> _The task_
Format every line of the listing below as a JSON list of strings, one string per line, skipping any blank lines.

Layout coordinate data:
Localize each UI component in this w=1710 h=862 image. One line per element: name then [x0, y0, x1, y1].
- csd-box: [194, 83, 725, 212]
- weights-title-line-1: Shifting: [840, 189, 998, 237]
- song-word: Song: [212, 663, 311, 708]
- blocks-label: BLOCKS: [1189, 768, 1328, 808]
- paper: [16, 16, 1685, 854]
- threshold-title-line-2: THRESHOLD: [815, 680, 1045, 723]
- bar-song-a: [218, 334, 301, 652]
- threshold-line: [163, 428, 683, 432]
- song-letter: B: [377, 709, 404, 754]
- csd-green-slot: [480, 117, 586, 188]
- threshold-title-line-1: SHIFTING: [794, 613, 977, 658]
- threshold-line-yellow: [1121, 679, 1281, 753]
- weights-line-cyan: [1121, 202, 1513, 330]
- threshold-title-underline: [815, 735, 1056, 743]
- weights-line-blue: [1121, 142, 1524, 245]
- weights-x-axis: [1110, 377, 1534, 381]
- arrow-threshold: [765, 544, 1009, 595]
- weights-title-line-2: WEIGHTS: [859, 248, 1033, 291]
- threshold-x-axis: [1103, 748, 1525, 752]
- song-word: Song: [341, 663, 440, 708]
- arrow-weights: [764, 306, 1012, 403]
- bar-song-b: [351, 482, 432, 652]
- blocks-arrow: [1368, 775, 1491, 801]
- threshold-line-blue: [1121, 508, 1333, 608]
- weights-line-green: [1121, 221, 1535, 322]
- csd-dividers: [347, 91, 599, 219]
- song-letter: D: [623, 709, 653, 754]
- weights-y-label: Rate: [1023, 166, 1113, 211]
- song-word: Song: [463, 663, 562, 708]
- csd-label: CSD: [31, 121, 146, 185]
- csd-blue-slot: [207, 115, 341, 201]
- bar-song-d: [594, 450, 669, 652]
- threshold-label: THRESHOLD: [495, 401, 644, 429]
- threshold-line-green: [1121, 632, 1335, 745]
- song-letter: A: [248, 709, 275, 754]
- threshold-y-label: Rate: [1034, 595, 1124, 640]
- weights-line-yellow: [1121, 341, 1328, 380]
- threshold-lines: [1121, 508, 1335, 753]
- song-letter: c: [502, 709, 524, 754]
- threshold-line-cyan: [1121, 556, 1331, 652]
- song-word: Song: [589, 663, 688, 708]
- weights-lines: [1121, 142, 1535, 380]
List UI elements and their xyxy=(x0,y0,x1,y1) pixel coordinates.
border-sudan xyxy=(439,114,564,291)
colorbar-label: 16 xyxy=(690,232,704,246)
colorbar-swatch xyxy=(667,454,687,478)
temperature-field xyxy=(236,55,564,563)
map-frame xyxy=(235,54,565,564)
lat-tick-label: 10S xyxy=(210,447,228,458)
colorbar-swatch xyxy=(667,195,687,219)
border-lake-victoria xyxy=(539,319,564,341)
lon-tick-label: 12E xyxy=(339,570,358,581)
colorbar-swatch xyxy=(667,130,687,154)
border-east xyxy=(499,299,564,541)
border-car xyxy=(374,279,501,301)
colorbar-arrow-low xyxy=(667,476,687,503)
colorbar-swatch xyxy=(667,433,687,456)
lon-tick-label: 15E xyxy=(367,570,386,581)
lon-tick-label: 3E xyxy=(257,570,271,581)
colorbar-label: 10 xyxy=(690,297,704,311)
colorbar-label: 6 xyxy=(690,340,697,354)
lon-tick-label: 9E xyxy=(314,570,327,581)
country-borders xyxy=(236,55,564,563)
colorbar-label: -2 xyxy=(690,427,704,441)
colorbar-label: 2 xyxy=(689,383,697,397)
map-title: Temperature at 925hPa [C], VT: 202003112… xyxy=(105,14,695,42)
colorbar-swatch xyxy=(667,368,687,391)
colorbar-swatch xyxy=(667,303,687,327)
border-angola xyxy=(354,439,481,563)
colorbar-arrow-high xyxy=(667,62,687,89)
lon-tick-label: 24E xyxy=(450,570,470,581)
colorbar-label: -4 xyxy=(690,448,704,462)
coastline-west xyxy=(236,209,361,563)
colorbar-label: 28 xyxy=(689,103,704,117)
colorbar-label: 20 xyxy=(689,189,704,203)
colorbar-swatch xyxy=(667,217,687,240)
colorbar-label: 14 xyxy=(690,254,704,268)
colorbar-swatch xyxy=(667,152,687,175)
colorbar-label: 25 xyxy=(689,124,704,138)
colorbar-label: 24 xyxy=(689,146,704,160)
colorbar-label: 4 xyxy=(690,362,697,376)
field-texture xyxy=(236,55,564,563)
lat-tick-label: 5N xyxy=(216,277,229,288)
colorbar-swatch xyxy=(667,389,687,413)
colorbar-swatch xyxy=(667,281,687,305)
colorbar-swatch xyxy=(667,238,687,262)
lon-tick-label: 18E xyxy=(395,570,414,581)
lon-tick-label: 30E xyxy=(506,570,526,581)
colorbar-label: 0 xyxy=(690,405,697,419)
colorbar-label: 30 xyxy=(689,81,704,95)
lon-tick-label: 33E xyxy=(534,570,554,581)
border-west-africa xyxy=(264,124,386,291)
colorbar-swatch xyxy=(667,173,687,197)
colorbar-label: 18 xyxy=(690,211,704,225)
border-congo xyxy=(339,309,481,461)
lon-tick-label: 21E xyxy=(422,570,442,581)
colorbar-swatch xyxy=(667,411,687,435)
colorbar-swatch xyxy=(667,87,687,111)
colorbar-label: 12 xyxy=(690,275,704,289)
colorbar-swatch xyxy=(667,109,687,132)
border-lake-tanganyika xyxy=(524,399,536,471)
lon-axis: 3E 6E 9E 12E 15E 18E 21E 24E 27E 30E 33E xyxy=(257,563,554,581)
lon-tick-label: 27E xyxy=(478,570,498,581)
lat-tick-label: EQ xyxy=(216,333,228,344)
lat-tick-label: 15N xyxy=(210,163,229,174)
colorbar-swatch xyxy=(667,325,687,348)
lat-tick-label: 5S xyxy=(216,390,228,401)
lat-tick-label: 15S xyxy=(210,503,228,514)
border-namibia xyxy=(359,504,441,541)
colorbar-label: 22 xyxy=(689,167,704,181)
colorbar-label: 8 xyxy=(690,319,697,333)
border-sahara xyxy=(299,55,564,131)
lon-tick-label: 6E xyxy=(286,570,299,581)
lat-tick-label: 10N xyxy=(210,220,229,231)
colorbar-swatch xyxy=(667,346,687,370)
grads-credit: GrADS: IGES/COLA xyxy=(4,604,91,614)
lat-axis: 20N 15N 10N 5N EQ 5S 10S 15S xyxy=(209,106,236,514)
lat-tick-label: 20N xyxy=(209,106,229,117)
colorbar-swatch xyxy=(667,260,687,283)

> _Final result_
[
  "Localize each UI component in this w=1710 h=862 image. One line per element: name then [x0, y0, x1, y1].",
  "- csd-box: [194, 83, 725, 212]",
  "- weights-title-line-1: Shifting: [840, 189, 998, 237]",
  "- song-word: Song: [212, 663, 311, 708]",
  "- blocks-label: BLOCKS: [1189, 768, 1328, 808]",
  "- paper: [16, 16, 1685, 854]",
  "- threshold-title-line-2: THRESHOLD: [815, 680, 1045, 723]",
  "- bar-song-a: [218, 334, 301, 652]",
  "- threshold-line: [163, 428, 683, 432]",
  "- song-letter: B: [377, 709, 404, 754]",
  "- csd-green-slot: [480, 117, 586, 188]",
  "- threshold-title-line-1: SHIFTING: [794, 613, 977, 658]",
  "- threshold-line-yellow: [1121, 679, 1281, 753]",
  "- weights-line-cyan: [1121, 202, 1513, 330]",
  "- threshold-title-underline: [815, 735, 1056, 743]",
  "- weights-line-blue: [1121, 142, 1524, 245]",
  "- weights-x-axis: [1110, 377, 1534, 381]",
  "- arrow-threshold: [765, 544, 1009, 595]",
  "- weights-title-line-2: WEIGHTS: [859, 248, 1033, 291]",
  "- threshold-x-axis: [1103, 748, 1525, 752]",
  "- song-word: Song: [341, 663, 440, 708]",
  "- arrow-weights: [764, 306, 1012, 403]",
  "- bar-song-b: [351, 482, 432, 652]",
  "- blocks-arrow: [1368, 775, 1491, 801]",
  "- threshold-line-blue: [1121, 508, 1333, 608]",
  "- weights-line-green: [1121, 221, 1535, 322]",
  "- csd-dividers: [347, 91, 599, 219]",
  "- song-letter: D: [623, 709, 653, 754]",
  "- weights-y-label: Rate: [1023, 166, 1113, 211]",
  "- song-word: Song: [463, 663, 562, 708]",
  "- csd-label: CSD: [31, 121, 146, 185]",
  "- csd-blue-slot: [207, 115, 341, 201]",
  "- bar-song-d: [594, 450, 669, 652]",
  "- threshold-label: THRESHOLD: [495, 401, 644, 429]",
  "- threshold-line-green: [1121, 632, 1335, 745]",
  "- song-letter: A: [248, 709, 275, 754]",
  "- threshold-y-label: Rate: [1034, 595, 1124, 640]",
  "- weights-line-yellow: [1121, 341, 1328, 380]",
  "- threshold-lines: [1121, 508, 1335, 753]",
  "- song-letter: c: [502, 709, 524, 754]",
  "- threshold-line-cyan: [1121, 556, 1331, 652]",
  "- song-word: Song: [589, 663, 688, 708]",
  "- weights-lines: [1121, 142, 1535, 380]",
  "List UI elements and their xyxy=(x0,y0,x1,y1) pixel coordinates.",
  "border-sudan xyxy=(439,114,564,291)",
  "colorbar-label: 16 xyxy=(690,232,704,246)",
  "colorbar-swatch xyxy=(667,454,687,478)",
  "temperature-field xyxy=(236,55,564,563)",
  "map-frame xyxy=(235,54,565,564)",
  "lat-tick-label: 10S xyxy=(210,447,228,458)",
  "colorbar-swatch xyxy=(667,195,687,219)",
  "border-lake-victoria xyxy=(539,319,564,341)",
  "lon-tick-label: 12E xyxy=(339,570,358,581)",
  "colorbar-swatch xyxy=(667,130,687,154)",
  "border-east xyxy=(499,299,564,541)",
  "border-car xyxy=(374,279,501,301)",
  "colorbar-arrow-low xyxy=(667,476,687,503)",
  "colorbar-swatch xyxy=(667,433,687,456)",
  "lon-tick-label: 15E xyxy=(367,570,386,581)",
  "lon-tick-label: 3E xyxy=(257,570,271,581)",
  "colorbar-label: 10 xyxy=(690,297,704,311)",
  "colorbar-label: 6 xyxy=(690,340,697,354)",
  "lon-tick-label: 9E xyxy=(314,570,327,581)",
  "country-borders xyxy=(236,55,564,563)",
  "colorbar-label: -2 xyxy=(690,427,704,441)",
  "colorbar-label: 2 xyxy=(689,383,697,397)",
  "map-title: Temperature at 925hPa [C], VT: 202003112… xyxy=(105,14,695,42)",
  "colorbar-swatch xyxy=(667,368,687,391)",
  "colorbar-swatch xyxy=(667,303,687,327)",
  "border-angola xyxy=(354,439,481,563)",
  "colorbar-arrow-high xyxy=(667,62,687,89)",
  "lon-tick-label: 24E xyxy=(450,570,470,581)",
  "colorbar-label: -4 xyxy=(690,448,704,462)",
  "coastline-west xyxy=(236,209,361,563)",
  "colorbar-label: 28 xyxy=(689,103,704,117)",
  "colorbar-label: 20 xyxy=(689,189,704,203)",
  "colorbar-swatch xyxy=(667,217,687,240)",
  "colorbar-label: 14 xyxy=(690,254,704,268)",
  "colorbar-swatch xyxy=(667,152,687,175)",
  "colorbar-label: 25 xyxy=(689,124,704,138)",
  "colorbar-label: 24 xyxy=(689,146,704,160)",
  "colorbar-label: 4 xyxy=(690,362,697,376)",
  "field-texture xyxy=(236,55,564,563)",
  "lat-tick-label: 5N xyxy=(216,277,229,288)",
  "colorbar-swatch xyxy=(667,389,687,413)",
  "colorbar-swatch xyxy=(667,281,687,305)",
  "colorbar-swatch xyxy=(667,238,687,262)",
  "lon-tick-label: 18E xyxy=(395,570,414,581)",
  "lon-tick-label: 30E xyxy=(506,570,526,581)",
  "colorbar-label: 0 xyxy=(690,405,697,419)",
  "colorbar-label: 30 xyxy=(689,81,704,95)",
  "lon-tick-label: 33E xyxy=(534,570,554,581)",
  "border-west-africa xyxy=(264,124,386,291)",
  "colorbar-swatch xyxy=(667,173,687,197)",
  "colorbar-label: 18 xyxy=(690,211,704,225)",
  "border-congo xyxy=(339,309,481,461)",
  "lon-tick-label: 21E xyxy=(422,570,442,581)",
  "colorbar-swatch xyxy=(667,411,687,435)",
  "colorbar-swatch xyxy=(667,87,687,111)",
  "colorbar-label: 12 xyxy=(690,275,704,289)",
  "colorbar-swatch xyxy=(667,109,687,132)",
  "border-lake-tanganyika xyxy=(524,399,536,471)",
  "lon-axis: 3E 6E 9E 12E 15E 18E 21E 24E 27E 30E 33E xyxy=(257,563,554,581)",
  "lon-tick-label: 27E xyxy=(478,570,498,581)",
  "lat-tick-label: EQ xyxy=(216,333,228,344)",
  "lat-tick-label: 15N xyxy=(210,163,229,174)",
  "colorbar-swatch xyxy=(667,325,687,348)",
  "lat-tick-label: 5S xyxy=(216,390,228,401)",
  "lat-tick-label: 15S xyxy=(210,503,228,514)",
  "border-namibia xyxy=(359,504,441,541)",
  "colorbar-label: 22 xyxy=(689,167,704,181)",
  "colorbar-label: 8 xyxy=(690,319,697,333)",
  "border-sahara xyxy=(299,55,564,131)",
  "lon-tick-label: 6E xyxy=(286,570,299,581)",
  "lat-tick-label: 10N xyxy=(210,220,229,231)",
  "colorbar-swatch xyxy=(667,346,687,370)",
  "grads-credit: GrADS: IGES/COLA xyxy=(4,604,91,614)",
  "lat-axis: 20N 15N 10N 5N EQ 5S 10S 15S xyxy=(209,106,236,514)",
  "lat-tick-label: 20N xyxy=(209,106,229,117)",
  "colorbar-swatch xyxy=(667,260,687,283)"
]